● **REQUEST**: Pull every line of the entries that has the word "this".

________________

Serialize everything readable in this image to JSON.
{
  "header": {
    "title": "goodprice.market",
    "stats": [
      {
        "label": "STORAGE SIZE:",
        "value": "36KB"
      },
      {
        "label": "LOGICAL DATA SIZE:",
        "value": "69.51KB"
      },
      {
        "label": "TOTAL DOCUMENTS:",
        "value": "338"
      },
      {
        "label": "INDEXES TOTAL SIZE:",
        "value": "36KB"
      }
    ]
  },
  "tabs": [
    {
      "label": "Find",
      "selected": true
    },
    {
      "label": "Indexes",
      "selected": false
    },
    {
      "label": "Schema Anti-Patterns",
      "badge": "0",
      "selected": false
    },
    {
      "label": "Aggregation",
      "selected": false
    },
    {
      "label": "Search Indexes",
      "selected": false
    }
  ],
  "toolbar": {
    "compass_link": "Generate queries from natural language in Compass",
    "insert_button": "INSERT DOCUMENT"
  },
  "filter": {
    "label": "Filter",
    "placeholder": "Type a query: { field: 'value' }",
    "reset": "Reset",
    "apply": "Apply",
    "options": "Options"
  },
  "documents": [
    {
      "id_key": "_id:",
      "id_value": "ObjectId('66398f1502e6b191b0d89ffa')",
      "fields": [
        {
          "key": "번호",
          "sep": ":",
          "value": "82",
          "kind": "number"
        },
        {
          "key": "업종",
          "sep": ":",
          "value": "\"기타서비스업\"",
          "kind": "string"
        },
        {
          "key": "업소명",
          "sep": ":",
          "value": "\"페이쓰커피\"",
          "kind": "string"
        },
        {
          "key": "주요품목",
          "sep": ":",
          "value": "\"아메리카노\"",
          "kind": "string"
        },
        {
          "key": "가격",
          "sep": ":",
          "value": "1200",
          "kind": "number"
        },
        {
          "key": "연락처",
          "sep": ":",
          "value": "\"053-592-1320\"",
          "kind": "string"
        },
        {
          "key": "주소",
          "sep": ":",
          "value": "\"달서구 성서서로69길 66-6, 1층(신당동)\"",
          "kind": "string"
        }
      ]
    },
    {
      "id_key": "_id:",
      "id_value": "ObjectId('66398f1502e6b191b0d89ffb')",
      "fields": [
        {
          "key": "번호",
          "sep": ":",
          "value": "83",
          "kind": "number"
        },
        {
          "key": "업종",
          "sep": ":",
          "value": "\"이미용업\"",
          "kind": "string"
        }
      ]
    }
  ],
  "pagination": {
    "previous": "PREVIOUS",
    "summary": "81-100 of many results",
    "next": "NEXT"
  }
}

________________

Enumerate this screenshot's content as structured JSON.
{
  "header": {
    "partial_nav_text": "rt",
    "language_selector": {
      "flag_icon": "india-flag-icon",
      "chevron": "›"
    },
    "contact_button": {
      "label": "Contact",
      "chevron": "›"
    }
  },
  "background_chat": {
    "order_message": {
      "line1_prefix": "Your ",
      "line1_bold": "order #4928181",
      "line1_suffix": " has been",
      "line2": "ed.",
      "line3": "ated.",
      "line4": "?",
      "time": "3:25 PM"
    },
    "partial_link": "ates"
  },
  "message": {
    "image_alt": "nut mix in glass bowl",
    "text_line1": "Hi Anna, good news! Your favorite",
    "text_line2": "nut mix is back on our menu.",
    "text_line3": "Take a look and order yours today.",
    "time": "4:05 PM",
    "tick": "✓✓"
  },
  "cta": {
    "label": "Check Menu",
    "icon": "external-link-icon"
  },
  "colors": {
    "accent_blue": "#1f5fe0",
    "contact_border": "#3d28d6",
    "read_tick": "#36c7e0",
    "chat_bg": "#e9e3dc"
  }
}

________________

● **FULL OUTPUT**:
Serialize everything readable in this image to JSON.
Enumerate this screenshot's content as structured JSON.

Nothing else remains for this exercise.